**EXERCISE INPUT:**

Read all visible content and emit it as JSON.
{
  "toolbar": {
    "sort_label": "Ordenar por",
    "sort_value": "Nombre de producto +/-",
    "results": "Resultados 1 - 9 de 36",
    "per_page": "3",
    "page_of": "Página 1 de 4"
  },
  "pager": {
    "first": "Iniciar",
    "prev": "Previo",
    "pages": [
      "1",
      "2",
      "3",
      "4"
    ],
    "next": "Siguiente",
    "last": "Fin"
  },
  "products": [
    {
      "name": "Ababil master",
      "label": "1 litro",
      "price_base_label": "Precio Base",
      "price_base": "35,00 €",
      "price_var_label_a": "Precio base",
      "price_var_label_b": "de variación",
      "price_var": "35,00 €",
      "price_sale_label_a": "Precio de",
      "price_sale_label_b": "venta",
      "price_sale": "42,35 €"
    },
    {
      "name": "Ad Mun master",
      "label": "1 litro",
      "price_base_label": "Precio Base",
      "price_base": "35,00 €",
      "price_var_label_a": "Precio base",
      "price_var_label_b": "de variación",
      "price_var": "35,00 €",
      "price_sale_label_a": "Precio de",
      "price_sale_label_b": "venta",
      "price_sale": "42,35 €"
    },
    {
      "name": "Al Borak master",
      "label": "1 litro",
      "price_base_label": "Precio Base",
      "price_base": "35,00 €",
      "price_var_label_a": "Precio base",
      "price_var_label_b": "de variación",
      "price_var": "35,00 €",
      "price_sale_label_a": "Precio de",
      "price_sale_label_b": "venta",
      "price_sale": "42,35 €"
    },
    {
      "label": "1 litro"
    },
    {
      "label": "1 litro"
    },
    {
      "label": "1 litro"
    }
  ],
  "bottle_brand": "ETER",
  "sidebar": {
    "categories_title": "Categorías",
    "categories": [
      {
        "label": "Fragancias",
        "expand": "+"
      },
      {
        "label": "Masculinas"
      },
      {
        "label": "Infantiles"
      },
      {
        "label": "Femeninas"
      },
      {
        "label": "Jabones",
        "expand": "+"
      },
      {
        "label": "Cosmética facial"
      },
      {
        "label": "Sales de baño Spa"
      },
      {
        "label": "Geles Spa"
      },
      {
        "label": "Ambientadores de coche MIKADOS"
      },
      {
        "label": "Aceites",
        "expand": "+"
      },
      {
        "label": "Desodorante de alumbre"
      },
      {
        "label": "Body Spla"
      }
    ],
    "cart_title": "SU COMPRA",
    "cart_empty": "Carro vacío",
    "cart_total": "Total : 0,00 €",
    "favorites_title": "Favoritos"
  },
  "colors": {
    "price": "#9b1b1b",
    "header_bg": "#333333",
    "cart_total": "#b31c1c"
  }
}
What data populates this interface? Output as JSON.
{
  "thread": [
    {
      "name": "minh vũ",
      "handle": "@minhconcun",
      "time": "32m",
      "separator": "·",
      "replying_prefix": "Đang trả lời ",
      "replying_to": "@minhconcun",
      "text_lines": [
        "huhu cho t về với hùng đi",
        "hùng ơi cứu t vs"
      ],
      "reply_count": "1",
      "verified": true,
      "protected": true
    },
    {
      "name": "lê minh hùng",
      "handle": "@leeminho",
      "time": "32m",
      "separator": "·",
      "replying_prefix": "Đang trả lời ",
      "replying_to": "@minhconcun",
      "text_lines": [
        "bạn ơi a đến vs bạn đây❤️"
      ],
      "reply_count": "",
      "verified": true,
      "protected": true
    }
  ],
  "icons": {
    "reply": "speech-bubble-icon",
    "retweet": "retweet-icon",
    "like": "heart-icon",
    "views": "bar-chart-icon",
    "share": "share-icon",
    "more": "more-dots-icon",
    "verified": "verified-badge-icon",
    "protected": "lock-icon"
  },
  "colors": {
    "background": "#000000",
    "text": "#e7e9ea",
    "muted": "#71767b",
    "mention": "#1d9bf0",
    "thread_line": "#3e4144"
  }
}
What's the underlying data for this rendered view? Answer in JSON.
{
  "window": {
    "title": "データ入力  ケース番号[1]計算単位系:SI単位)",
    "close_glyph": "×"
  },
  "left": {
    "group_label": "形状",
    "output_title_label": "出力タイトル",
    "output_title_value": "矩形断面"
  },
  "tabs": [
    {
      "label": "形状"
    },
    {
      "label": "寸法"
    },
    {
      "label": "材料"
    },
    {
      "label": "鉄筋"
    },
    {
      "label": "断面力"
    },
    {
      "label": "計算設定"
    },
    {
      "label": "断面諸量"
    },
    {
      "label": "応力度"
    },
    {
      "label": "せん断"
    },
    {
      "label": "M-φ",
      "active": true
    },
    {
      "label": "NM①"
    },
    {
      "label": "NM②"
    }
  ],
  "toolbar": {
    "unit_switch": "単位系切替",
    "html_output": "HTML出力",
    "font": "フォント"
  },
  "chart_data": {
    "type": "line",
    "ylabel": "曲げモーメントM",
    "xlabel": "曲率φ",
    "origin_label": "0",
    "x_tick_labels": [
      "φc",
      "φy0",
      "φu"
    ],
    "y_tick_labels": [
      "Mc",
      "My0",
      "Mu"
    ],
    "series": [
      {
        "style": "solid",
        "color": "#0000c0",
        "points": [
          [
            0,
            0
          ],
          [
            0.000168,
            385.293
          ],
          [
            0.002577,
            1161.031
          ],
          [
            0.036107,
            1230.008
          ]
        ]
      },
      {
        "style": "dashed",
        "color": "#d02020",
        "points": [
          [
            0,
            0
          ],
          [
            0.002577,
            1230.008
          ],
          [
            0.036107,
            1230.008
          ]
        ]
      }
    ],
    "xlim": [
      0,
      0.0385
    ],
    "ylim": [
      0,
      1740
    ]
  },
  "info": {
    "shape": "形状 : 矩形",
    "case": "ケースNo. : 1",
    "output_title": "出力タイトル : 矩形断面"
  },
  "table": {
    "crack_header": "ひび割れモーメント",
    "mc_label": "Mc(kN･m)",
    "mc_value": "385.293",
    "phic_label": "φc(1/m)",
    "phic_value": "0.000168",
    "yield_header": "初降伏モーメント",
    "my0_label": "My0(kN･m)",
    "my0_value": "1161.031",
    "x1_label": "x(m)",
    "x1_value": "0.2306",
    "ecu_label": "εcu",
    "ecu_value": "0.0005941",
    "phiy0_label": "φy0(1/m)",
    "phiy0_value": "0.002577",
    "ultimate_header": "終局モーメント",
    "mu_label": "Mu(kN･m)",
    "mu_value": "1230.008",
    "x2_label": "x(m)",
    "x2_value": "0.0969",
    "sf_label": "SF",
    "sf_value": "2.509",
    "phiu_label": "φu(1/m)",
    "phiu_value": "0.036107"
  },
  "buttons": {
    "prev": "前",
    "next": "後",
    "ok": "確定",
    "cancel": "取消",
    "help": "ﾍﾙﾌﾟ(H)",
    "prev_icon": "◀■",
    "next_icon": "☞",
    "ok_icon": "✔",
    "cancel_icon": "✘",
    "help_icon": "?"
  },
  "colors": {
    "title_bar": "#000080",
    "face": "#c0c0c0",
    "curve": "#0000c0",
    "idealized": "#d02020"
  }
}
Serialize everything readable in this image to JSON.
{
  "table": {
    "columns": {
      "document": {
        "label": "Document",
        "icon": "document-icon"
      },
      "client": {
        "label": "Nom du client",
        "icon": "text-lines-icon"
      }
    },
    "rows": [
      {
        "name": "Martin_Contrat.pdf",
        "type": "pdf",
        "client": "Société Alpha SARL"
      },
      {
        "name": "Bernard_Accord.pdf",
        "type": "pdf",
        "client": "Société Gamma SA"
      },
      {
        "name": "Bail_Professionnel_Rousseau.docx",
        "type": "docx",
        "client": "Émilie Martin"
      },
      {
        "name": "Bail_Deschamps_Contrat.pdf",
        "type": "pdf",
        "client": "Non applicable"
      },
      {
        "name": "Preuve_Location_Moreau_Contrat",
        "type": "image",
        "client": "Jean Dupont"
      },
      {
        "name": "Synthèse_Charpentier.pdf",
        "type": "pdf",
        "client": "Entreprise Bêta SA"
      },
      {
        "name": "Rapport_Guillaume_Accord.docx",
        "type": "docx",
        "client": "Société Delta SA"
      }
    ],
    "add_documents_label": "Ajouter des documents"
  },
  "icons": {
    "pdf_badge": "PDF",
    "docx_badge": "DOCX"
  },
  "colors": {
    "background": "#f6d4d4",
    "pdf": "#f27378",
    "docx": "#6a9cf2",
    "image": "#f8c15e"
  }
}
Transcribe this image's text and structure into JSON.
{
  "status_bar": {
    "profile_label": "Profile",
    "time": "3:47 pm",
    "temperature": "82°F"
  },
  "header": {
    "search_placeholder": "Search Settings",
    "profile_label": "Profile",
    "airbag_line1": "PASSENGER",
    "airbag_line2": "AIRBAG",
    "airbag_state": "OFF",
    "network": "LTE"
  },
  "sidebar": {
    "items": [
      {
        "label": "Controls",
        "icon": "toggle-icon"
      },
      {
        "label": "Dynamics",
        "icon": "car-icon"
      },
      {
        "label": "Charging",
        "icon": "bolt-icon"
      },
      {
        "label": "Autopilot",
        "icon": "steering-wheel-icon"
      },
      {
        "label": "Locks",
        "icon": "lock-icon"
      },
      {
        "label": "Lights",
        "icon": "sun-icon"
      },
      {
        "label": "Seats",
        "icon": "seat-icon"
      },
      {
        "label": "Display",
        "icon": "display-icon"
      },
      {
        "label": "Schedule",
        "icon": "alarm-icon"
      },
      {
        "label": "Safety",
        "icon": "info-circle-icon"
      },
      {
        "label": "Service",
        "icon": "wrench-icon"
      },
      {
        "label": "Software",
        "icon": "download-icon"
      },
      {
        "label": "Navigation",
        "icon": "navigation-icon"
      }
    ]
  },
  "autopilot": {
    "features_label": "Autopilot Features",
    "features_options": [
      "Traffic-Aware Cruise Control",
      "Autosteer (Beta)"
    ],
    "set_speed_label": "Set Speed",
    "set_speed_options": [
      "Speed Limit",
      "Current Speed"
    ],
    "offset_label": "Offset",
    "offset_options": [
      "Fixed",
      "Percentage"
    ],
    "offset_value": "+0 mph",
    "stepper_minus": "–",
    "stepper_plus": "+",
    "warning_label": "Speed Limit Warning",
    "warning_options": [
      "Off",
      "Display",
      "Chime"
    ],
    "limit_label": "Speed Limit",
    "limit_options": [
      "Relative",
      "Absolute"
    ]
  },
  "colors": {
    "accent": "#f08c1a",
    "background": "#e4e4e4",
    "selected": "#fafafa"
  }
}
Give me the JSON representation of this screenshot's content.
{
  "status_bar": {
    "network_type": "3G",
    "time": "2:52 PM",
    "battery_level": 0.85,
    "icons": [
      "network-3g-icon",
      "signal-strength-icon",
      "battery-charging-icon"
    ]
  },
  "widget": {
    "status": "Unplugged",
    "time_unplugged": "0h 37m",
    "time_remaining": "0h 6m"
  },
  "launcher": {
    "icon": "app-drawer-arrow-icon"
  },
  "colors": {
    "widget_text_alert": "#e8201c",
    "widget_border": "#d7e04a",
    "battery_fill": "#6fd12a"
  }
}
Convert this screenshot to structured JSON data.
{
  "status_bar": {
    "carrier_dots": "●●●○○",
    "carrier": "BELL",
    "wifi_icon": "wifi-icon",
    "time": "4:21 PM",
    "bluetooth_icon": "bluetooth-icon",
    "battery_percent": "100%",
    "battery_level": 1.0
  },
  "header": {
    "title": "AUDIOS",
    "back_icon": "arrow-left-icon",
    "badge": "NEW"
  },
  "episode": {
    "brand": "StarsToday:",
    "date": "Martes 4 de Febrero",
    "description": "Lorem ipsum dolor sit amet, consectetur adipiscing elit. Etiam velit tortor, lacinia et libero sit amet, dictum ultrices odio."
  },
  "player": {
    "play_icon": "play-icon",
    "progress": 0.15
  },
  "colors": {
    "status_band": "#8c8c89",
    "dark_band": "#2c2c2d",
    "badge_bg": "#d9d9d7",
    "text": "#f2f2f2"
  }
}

**EXERCISE DIRECTIONS:**
Gather each line in the entries above where the string "handle" is found.

**SOLUTION TO THIS TASK:**
      "handle": "@minhconcun",
      "handle": "@leeminho",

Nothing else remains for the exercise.